— start —
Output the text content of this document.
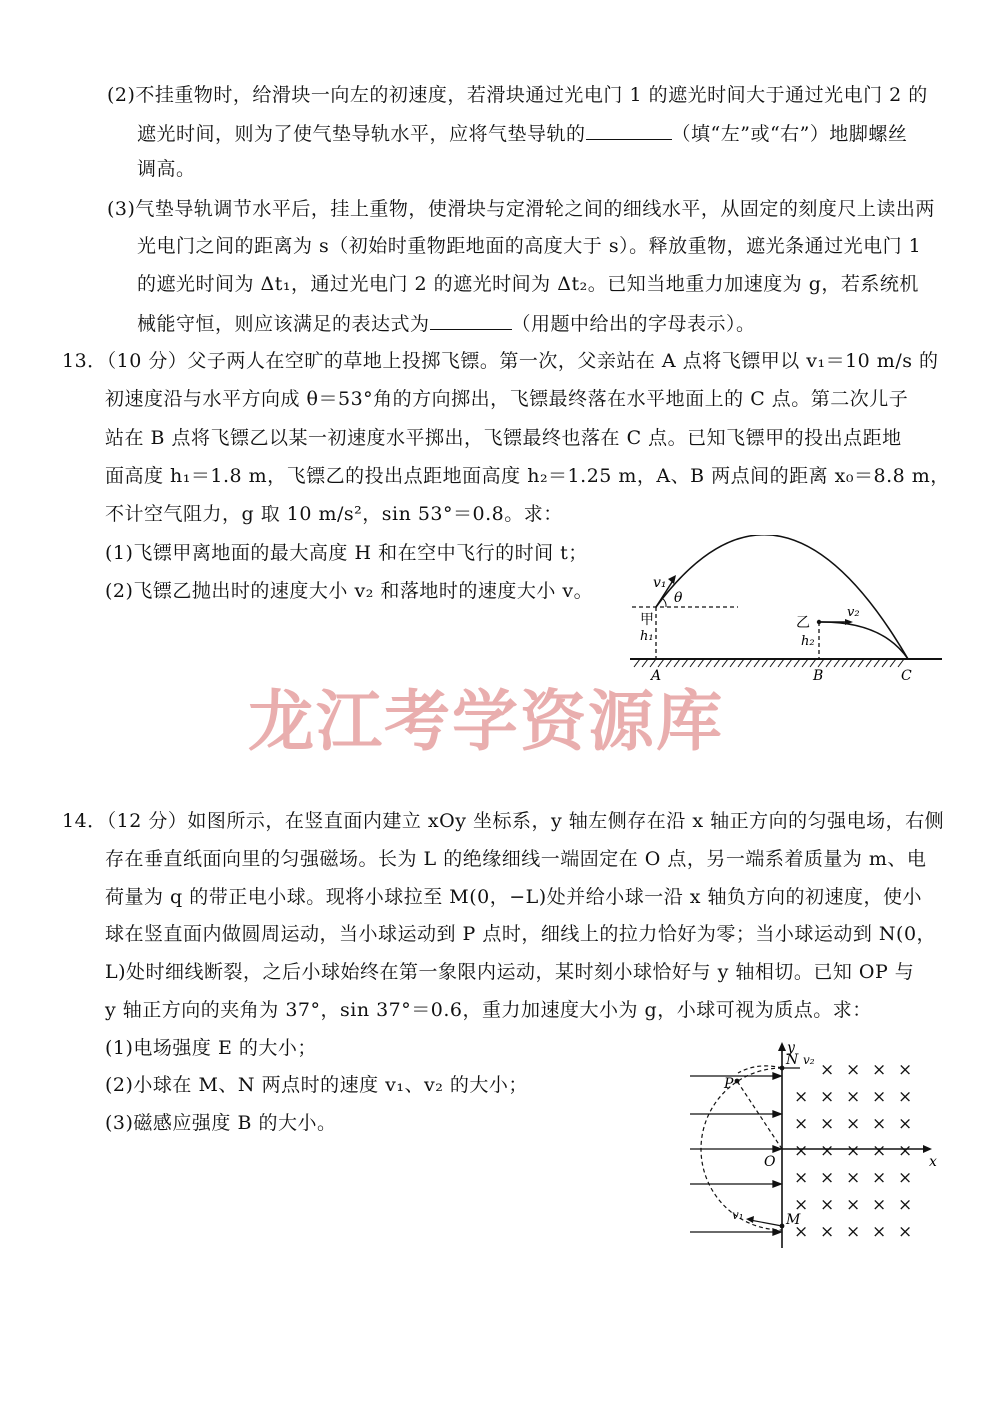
(2)不挂重物时，给滑块一向左的初速度，若滑块通过光电门 1 的遮光时间大于通过光电门 2 的
遮光时间，则为了使气垫导轨水平，应将气垫导轨的	（填“左”或“右”）地脚螺丝
调高。
(3)气垫导轨调节水平后，挂上重物，使滑块与定滑轮之间的细线水平，从固定的刻度尺上读出两
光电门之间的距离为 s（初始时重物距地面的高度大于 s）。释放重物，遮光条通过光电门 1
的遮光时间为 Δt₁，通过光电门 2 的遮光时间为 Δt₂。已知当地重力加速度为 g，若系统机
械能守恒，则应该满足的表达式为	（用题中给出的字母表示）。
13．（10 分）父子两人在空旷的草地上投掷飞镖。第一次，父亲站在 A 点将飞镖甲以 v₁＝10 m/s 的
初速度沿与水平方向成 θ＝53°角的方向掷出，飞镖最终落在水平地面上的 C 点。第二次儿子
站在 B 点将飞镖乙以某一初速度水平掷出，飞镖最终也落在 C 点。已知飞镖甲的投出点距地
面高度 h₁＝1.8 m，飞镖乙的投出点距地面高度 h₂＝1.25 m，A、B 两点间的距离 x₀＝8.8 m，
不计空气阻力，g 取 10 m/s²，sin 53°＝0.8。求：
(1)飞镖甲离地面的最大高度 H 和在空中飞行的时间 t；
(2)飞镖乙抛出时的速度大小 v₂ 和落地时的速度大小 v。	v₁
θ
甲
h₁
乙
v₂
h₂
A	B	C
龙江考学资源库
14．（12 分）如图所示，在竖直面内建立 xOy 坐标系，y 轴左侧存在沿 x 轴正方向的匀强电场，右侧
存在垂直纸面向里的匀强磁场。长为 L 的绝缘细线一端固定在 O 点，另一端系着质量为 m、电
荷量为 q 的带正电小球。现将小球拉至 M(0，−L)处并给小球一沿 x 轴负方向的初速度，使小
球在竖直面内做圆周运动，当小球运动到 P 点时，细线上的拉力恰好为零；当小球运动到 N(0，
L)处时细线断裂，之后小球始终在第一象限内运动，某时刻小球恰好与 y 轴相切。已知 OP 与
y 轴正方向的夹角为 37°，sin 37°＝0.6，重力加速度大小为 g，小球可视为质点。求：
(1)电场强度 E 的大小；
(2)小球在 M、N 两点时的速度 v₁、v₂ 的大小；
(3)磁感应强度 B 的大小。
y
x
O
P
N v₂
M
v₁
× × × ×
× × × × ×
× × × × ×
× × × × ×
× × × × ×
× × × × ×
× × × × ×
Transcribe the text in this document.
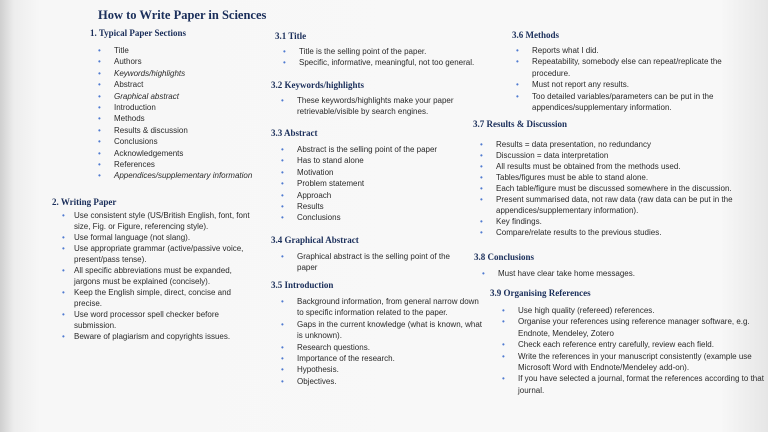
How to Write Paper in Sciences
1. Typical Paper Sections
• Title
• Authors
• Keywords/highlights
• Abstract
• Graphical abstract
• Introduction
• Methods
• Results & discussion
• Conclusions
• Acknowledgements
• References
• Appendices/supplementary information
2. Writing Paper
• Use consistent style (US/British English, font, font size, Fig. or Figure, referencing style).
• Use formal language (not slang).
• Use appropriate grammar (active/passive voice, present/pass tense).
• All specific abbreviations must be expanded, jargons must be explained (concisely).
• Keep the English simple, direct, concise and precise.
• Use word processor spell checker before submission.
• Beware of plagiarism and copyrights issues.
3.1 Title
• Title is the selling point of the paper.
• Specific, informative, meaningful, not too general.
3.2 Keywords/highlights
• These keywords/highlights make your paper retrievable/visible by search engines.
3.3 Abstract
• Abstract is the selling point of the paper
• Has to stand alone
• Motivation
• Problem statement
• Approach
• Results
• Conclusions
3.4 Graphical Abstract
• Graphical abstract is the selling point of the paper
3.5 Introduction
• Background information, from general narrow down to specific information related to the paper.
• Gaps in the current knowledge (what is known, what is unknown).
• Research questions.
• Importance of the research.
• Hypothesis.
• Objectives.
3.6 Methods
• Reports what I did.
• Repeatability, somebody else can repeat/replicate the procedure.
• Must not report any results.
• Too detailed variables/parameters can be put in the appendices/supplementary information.
3.7 Results & Discussion
• Results = data presentation, no redundancy
• Discussion = data interpretation
• All results must be obtained from the methods used.
• Tables/figures must be able to stand alone.
• Each table/figure must be discussed somewhere in the discussion.
• Present summarised data, not raw data (raw data can be put in the appendices/supplementary information).
• Key findings.
• Compare/relate results to the previous studies.
3.8 Conclusions
• Must have clear take home messages.
3.9 Organising References
• Use high quality (refereed) references.
• Organise your references using reference manager software, e.g. Endnote, Mendeley, Zotero
• Check each reference entry carefully, review each field.
• Write the references in your manuscript consistently (example use Microsoft Word with Endnote/Mendeley add-on).
• If you have selected a journal, format the references according to that journal.
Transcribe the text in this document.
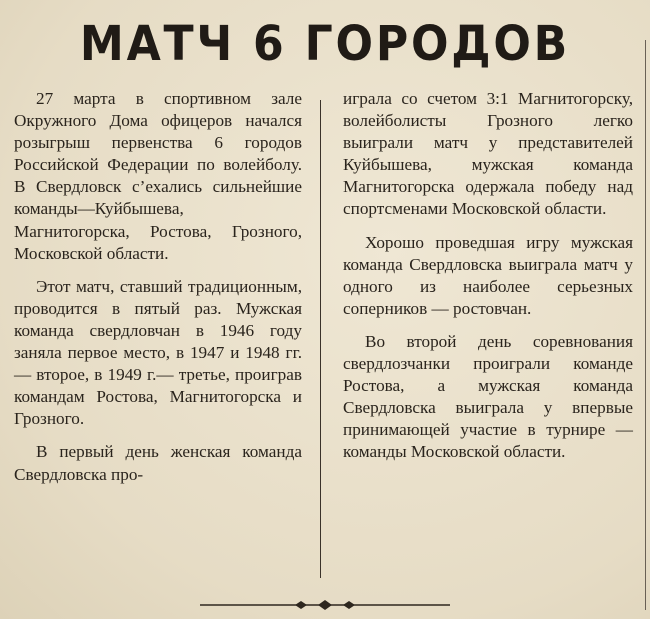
МАТЧ 6 ГОРОДОВ

27 марта в спортивном зале Окружного Дома офицеров начался розыгрыш первенства 6 городов Российской Федерации по волейболу. В Свердловск с’ехались сильнейшие команды—Куйбышева, Магнитогорска, Ростова, Грозного, Московской области.

Этот матч, ставший традиционным, проводится в пятый раз. Мужская команда свердловчан в 1946 году заняла первое место, в 1947 и 1948 гг. — второе, в 1949 г.— третье, проиграв командам Ростова, Магнитогорска и Грозного.

В первый день женская команда Свердловска про-

играла со счетом 3:1 Магнитогорску, волейболисты Грозного легко выиграли матч у представителей Куйбышева, мужская команда Магнитогорска одержала победу над спортсменами Московской области.

Хорошо проведшая игру мужская команда Свердловска выиграла матч у одного из наиболее серьезных соперников — ростовчан.

Во второй день соревнования свердлозчанки проиграли команде Ростова, а мужская команда Свердловска выиграла у впервые принимающей участие в турнире — команды Московской области.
— end —
■ EXERCISE:
Every record is to be reproduced exactly, with no pictures included.

■ RESULT FOR THIS TASK:
Output the text content of this document.
(2)不挂重物时，给滑块一向左的初速度，若滑块通过光电门 1 的遮光时间大于通过光电门 2 的
遮光时间，则为了使气垫导轨水平，应将气垫导轨的	（填“左”或“右”）地脚螺丝
调高。
(3)气垫导轨调节水平后，挂上重物，使滑块与定滑轮之间的细线水平，从固定的刻度尺上读出两
光电门之间的距离为 s（初始时重物距地面的高度大于 s）。释放重物，遮光条通过光电门 1
的遮光时间为 Δt₁，通过光电门 2 的遮光时间为 Δt₂。已知当地重力加速度为 g，若系统机
械能守恒，则应该满足的表达式为	（用题中给出的字母表示）。
13．（10 分）父子两人在空旷的草地上投掷飞镖。第一次，父亲站在 A 点将飞镖甲以 v₁＝10 m/s 的
初速度沿与水平方向成 θ＝53°角的方向掷出，飞镖最终落在水平地面上的 C 点。第二次儿子
站在 B 点将飞镖乙以某一初速度水平掷出，飞镖最终也落在 C 点。已知飞镖甲的投出点距地
面高度 h₁＝1.8 m，飞镖乙的投出点距地面高度 h₂＝1.25 m，A、B 两点间的距离 x₀＝8.8 m，
不计空气阻力，g 取 10 m/s²，sin 53°＝0.8。求：
(1)飞镖甲离地面的最大高度 H 和在空中飞行的时间 t；
(2)飞镖乙抛出时的速度大小 v₂ 和落地时的速度大小 v。	v₁
θ
甲
h₁
乙
v₂
h₂
A	B	C
龙江考学资源库
14．（12 分）如图所示，在竖直面内建立 xOy 坐标系，y 轴左侧存在沿 x 轴正方向的匀强电场，右侧
存在垂直纸面向里的匀强磁场。长为 L 的绝缘细线一端固定在 O 点，另一端系着质量为 m、电
荷量为 q 的带正电小球。现将小球拉至 M(0，−L)处并给小球一沿 x 轴负方向的初速度，使小
球在竖直面内做圆周运动，当小球运动到 P 点时，细线上的拉力恰好为零；当小球运动到 N(0，
L)处时细线断裂，之后小球始终在第一象限内运动，某时刻小球恰好与 y 轴相切。已知 OP 与
y 轴正方向的夹角为 37°，sin 37°＝0.6，重力加速度大小为 g，小球可视为质点。求：
(1)电场强度 E 的大小；
(2)小球在 M、N 两点时的速度 v₁、v₂ 的大小；
(3)磁感应强度 B 的大小。
y
x
O
P
N v₂
M
v₁
× × × ×
× × × × ×
× × × × ×
× × × × ×
× × × × ×
× × × × ×
× × × × ×
Transcribe the text in this document.
How to Write Paper in Sciences
1. Typical Paper Sections
• Title
• Authors
• Keywords/highlights
• Abstract
• Graphical abstract
• Introduction
• Methods
• Results & discussion
• Conclusions
• Acknowledgements
• References
• Appendices/supplementary information
2. Writing Paper
• Use consistent style (US/British English, font, font size, Fig. or Figure, referencing style).
• Use formal language (not slang).
• Use appropriate grammar (active/passive voice, present/pass tense).
• All specific abbreviations must be expanded, jargons must be explained (concisely).
• Keep the English simple, direct, concise and precise.
• Use word processor spell checker before submission.
• Beware of plagiarism and copyrights issues.
3.1 Title
• Title is the selling point of the paper.
• Specific, informative, meaningful, not too general.
3.2 Keywords/highlights
• These keywords/highlights make your paper retrievable/visible by search engines.
3.3 Abstract
• Abstract is the selling point of the paper
• Has to stand alone
• Motivation
• Problem statement
• Approach
• Results
• Conclusions
3.4 Graphical Abstract
• Graphical abstract is the selling point of the paper
3.5 Introduction
• Background information, from general narrow down to specific information related to the paper.
• Gaps in the current knowledge (what is known, what is unknown).
• Research questions.
• Importance of the research.
• Hypothesis.
• Objectives.
3.6 Methods
• Reports what I did.
• Repeatability, somebody else can repeat/replicate the procedure.
• Must not report any results.
• Too detailed variables/parameters can be put in the appendices/supplementary information.
3.7 Results & Discussion
• Results = data presentation, no redundancy
• Discussion = data interpretation
• All results must be obtained from the methods used.
• Tables/figures must be able to stand alone.
• Each table/figure must be discussed somewhere in the discussion.
• Present summarised data, not raw data (raw data can be put in the appendices/supplementary information).
• Key findings.
• Compare/relate results to the previous studies.
3.8 Conclusions
• Must have clear take home messages.
3.9 Organising References
• Use high quality (refereed) references.
• Organise your references using reference manager software, e.g. Endnote, Mendeley, Zotero
• Check each reference entry carefully, review each field.
• Write the references in your manuscript consistently (example use Microsoft Word with Endnote/Mendeley add-on).
• If you have selected a journal, format the references according to that journal.
Transcribe the text in this document.
МАТЧ 6 ГОРОДОВ

27 марта в спортивном зале Окружного Дома офицеров начался розыгрыш первенства 6 городов Российской Федерации по волейболу. В Свердловск с’ехались сильнейшие команды—Куйбышева, Магнитогорска, Ростова, Грозного, Московской области.

Этот матч, ставший традиционным, проводится в пятый раз. Мужская команда свердловчан в 1946 году заняла первое место, в 1947 и 1948 гг. — второе, в 1949 г.— третье, проиграв командам Ростова, Магнитогорска и Грозного.

В первый день женская команда Свердловска про-

играла со счетом 3:1 Магнитогорску, волейболисты Грозного легко выиграли матч у представителей Куйбышева, мужская команда Магнитогорска одержала победу над спортсменами Московской области.

Хорошо проведшая игру мужская команда Свердловска выиграла матч у одного из наиболее серьезных соперников — ростовчан.

Во второй день соревнования свердлозчанки проиграли команде Ростова, а мужская команда Свердловска выиграла у впервые принимающей участие в турнире — команды Московской области.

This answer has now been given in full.